== EXERCISE ==
Starting at the line that holds "Read out every word on this page.", copy every line exactly through the end of the data, and no others.

Some records:
━━━━━━━━━━━━━━━━━━━━

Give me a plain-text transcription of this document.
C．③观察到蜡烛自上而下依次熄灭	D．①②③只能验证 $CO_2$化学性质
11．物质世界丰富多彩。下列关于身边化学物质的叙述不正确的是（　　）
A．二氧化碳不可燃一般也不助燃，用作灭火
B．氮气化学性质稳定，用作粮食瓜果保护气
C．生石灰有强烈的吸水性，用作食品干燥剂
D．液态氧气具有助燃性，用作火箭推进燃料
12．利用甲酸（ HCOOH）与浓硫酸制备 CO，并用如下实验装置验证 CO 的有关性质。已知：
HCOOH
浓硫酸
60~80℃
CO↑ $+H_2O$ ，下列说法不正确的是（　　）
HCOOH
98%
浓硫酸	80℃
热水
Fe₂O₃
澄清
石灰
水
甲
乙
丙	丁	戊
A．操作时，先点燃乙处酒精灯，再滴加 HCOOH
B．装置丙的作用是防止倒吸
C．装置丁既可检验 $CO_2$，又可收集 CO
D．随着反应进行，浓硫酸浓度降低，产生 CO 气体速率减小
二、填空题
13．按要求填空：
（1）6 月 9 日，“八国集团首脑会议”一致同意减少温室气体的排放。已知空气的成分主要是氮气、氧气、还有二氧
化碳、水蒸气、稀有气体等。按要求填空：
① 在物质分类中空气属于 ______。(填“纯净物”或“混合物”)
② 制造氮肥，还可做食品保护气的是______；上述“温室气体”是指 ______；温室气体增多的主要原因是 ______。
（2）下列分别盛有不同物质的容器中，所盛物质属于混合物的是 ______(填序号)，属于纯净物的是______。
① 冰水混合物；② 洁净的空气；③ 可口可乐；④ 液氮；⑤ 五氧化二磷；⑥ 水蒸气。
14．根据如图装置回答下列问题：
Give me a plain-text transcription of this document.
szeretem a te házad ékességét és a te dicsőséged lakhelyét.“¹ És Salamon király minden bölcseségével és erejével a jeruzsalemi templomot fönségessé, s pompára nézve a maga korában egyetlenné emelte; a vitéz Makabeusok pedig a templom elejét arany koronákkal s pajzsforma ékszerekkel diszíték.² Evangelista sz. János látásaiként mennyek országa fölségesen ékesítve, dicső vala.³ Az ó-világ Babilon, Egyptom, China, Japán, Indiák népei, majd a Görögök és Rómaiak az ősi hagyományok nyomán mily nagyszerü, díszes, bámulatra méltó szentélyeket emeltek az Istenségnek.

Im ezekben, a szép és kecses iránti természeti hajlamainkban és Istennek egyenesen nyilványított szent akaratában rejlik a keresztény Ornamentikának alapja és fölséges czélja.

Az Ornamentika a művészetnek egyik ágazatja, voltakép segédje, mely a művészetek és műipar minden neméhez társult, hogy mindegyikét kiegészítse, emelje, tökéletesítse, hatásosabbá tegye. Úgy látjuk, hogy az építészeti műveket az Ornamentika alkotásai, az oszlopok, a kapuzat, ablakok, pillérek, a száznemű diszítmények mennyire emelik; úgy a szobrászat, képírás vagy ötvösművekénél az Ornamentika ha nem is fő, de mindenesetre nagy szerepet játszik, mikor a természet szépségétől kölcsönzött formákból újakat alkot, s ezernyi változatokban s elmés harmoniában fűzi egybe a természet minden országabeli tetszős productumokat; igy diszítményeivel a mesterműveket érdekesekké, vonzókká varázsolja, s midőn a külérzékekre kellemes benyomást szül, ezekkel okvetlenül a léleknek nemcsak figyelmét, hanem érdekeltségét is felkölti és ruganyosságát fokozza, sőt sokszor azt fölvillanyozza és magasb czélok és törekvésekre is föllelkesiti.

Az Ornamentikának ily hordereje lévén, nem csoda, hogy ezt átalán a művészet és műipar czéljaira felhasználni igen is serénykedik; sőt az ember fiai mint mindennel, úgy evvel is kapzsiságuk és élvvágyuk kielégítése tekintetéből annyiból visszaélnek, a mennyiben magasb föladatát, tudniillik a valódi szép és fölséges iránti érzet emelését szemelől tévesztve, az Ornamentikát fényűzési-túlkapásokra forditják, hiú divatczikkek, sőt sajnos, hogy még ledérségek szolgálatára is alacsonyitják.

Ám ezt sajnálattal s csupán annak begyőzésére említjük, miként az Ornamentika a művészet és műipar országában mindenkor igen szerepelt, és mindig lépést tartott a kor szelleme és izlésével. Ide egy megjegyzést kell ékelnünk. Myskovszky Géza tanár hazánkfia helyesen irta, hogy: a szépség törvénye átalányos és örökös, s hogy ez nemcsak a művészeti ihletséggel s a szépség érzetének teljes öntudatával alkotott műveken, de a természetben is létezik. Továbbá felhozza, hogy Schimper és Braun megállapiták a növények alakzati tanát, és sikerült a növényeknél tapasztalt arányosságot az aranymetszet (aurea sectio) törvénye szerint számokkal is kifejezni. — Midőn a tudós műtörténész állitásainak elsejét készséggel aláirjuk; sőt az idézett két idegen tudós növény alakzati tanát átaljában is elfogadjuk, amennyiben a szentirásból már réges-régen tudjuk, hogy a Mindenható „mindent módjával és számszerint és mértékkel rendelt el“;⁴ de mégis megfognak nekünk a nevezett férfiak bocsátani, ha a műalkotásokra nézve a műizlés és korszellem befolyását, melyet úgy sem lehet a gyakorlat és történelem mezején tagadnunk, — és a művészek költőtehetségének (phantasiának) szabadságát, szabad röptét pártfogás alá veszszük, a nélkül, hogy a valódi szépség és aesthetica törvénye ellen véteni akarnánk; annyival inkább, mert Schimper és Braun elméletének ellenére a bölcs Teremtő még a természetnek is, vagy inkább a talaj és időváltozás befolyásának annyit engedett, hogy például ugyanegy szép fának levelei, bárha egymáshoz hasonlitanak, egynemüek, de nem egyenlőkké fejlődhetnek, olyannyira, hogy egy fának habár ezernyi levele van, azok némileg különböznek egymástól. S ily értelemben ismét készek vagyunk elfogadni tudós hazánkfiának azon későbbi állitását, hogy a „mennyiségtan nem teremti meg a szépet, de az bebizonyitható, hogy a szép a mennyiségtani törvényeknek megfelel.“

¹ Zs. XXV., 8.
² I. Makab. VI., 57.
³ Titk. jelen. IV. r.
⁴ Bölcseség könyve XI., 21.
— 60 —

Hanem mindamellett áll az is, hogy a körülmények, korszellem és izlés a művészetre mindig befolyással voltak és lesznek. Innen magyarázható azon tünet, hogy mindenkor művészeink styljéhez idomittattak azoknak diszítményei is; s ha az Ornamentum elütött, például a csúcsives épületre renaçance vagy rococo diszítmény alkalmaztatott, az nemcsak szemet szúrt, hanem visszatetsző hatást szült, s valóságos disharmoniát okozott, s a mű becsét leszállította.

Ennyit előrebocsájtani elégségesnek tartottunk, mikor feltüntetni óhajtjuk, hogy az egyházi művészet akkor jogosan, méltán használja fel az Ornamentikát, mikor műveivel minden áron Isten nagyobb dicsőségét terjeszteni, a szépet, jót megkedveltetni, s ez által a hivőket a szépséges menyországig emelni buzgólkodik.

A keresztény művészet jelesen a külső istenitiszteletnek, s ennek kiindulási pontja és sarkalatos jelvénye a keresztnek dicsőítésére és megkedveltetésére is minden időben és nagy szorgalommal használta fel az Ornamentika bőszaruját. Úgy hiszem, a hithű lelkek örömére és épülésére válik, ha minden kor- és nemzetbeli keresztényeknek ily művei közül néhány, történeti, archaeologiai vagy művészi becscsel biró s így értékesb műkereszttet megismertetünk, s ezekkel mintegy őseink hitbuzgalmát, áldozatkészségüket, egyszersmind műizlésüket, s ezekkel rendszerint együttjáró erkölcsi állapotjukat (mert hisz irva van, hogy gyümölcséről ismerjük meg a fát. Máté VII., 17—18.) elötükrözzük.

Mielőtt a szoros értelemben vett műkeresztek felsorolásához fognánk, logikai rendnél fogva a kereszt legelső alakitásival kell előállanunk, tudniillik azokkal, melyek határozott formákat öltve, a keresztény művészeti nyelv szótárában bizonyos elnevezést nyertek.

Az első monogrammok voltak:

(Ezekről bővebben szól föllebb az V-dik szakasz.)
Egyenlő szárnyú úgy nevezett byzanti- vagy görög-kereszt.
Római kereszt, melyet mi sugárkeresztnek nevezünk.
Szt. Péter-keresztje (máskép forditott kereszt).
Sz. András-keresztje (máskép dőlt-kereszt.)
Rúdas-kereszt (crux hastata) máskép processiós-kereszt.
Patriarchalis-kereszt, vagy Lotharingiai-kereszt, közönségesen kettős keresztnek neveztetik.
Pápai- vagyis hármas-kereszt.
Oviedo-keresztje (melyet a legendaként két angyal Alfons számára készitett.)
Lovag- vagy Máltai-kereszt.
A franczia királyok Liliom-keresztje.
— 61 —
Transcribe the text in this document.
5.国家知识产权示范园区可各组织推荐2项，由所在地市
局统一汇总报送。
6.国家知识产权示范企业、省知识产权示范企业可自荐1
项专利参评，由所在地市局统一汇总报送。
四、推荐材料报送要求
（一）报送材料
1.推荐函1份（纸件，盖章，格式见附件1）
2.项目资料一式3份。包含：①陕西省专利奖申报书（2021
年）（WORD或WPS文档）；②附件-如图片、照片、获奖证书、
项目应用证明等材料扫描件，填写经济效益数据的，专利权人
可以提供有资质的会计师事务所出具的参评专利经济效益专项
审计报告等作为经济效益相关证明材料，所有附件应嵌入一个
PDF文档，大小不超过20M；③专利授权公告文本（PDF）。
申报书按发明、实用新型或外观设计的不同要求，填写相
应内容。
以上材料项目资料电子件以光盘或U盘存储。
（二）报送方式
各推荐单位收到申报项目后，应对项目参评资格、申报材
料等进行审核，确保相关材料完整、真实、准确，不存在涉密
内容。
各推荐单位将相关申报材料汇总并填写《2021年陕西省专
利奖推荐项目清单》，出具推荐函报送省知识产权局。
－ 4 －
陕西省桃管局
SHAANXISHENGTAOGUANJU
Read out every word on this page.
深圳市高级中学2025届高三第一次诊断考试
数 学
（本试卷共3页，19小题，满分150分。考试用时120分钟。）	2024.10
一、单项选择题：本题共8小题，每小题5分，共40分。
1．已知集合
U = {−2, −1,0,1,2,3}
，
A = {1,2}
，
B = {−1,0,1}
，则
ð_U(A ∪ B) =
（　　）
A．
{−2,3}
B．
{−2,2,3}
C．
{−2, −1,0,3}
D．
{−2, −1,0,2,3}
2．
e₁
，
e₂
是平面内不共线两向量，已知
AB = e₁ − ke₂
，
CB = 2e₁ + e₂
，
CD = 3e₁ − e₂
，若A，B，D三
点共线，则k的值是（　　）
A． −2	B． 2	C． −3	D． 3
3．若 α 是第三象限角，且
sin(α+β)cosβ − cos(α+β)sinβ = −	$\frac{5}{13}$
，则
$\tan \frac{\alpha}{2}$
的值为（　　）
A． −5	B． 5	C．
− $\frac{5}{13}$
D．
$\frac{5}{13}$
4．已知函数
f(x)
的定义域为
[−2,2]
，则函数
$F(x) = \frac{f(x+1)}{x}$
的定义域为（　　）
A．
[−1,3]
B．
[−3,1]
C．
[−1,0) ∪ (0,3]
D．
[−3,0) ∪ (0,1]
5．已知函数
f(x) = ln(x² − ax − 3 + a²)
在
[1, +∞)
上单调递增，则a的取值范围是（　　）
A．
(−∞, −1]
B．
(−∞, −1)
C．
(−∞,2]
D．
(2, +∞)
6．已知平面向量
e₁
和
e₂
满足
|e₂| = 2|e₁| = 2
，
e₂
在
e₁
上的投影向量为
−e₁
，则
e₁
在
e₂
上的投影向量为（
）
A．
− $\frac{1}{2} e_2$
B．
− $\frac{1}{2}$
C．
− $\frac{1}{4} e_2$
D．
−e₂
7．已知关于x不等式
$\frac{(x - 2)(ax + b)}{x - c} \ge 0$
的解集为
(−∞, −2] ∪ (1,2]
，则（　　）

━━━━━━━━━━━━━━━━━━━━

== SOLUTION BELOW ==
Read out every word on this page.
深圳市高级中学2025届高三第一次诊断考试
数 学
（本试卷共3页，19小题，满分150分。考试用时120分钟。）	2024.10
一、单项选择题：本题共8小题，每小题5分，共40分。
1．已知集合
U = {−2, −1,0,1,2,3}
，
A = {1,2}
，
B = {−1,0,1}
，则
ð_U(A ∪ B) =
（　　）
A．
{−2,3}
B．
{−2,2,3}
C．
{−2, −1,0,3}
D．
{−2, −1,0,2,3}
2．
e₁
，
e₂
是平面内不共线两向量，已知
AB = e₁ − ke₂
，
CB = 2e₁ + e₂
，
CD = 3e₁ − e₂
，若A，B，D三
点共线，则k的值是（　　）
A． −2	B． 2	C． −3	D． 3
3．若 α 是第三象限角，且
sin(α+β)cosβ − cos(α+β)sinβ = −	$\frac{5}{13}$
，则
$\tan \frac{\alpha}{2}$
的值为（　　）
A． −5	B． 5	C．
− $\frac{5}{13}$
D．
$\frac{5}{13}$
4．已知函数
f(x)
的定义域为
[−2,2]
，则函数
$F(x) = \frac{f(x+1)}{x}$
的定义域为（　　）
A．
[−1,3]
B．
[−3,1]
C．
[−1,0) ∪ (0,3]
D．
[−3,0) ∪ (0,1]
5．已知函数
f(x) = ln(x² − ax − 3 + a²)
在
[1, +∞)
上单调递增，则a的取值范围是（　　）
A．
(−∞, −1]
B．
(−∞, −1)
C．
(−∞,2]
D．
(2, +∞)
6．已知平面向量
e₁
和
e₂
满足
|e₂| = 2|e₁| = 2
，
e₂
在
e₁
上的投影向量为
−e₁
，则
e₁
在
e₂
上的投影向量为（
）
A．
− $\frac{1}{2} e_2$
B．
− $\frac{1}{2}$
C．
− $\frac{1}{4} e_2$
D．
−e₂
7．已知关于x不等式
$\frac{(x - 2)(ax + b)}{x - c} \ge 0$
的解集为
(−∞, −2] ∪ (1,2]
，则（　　）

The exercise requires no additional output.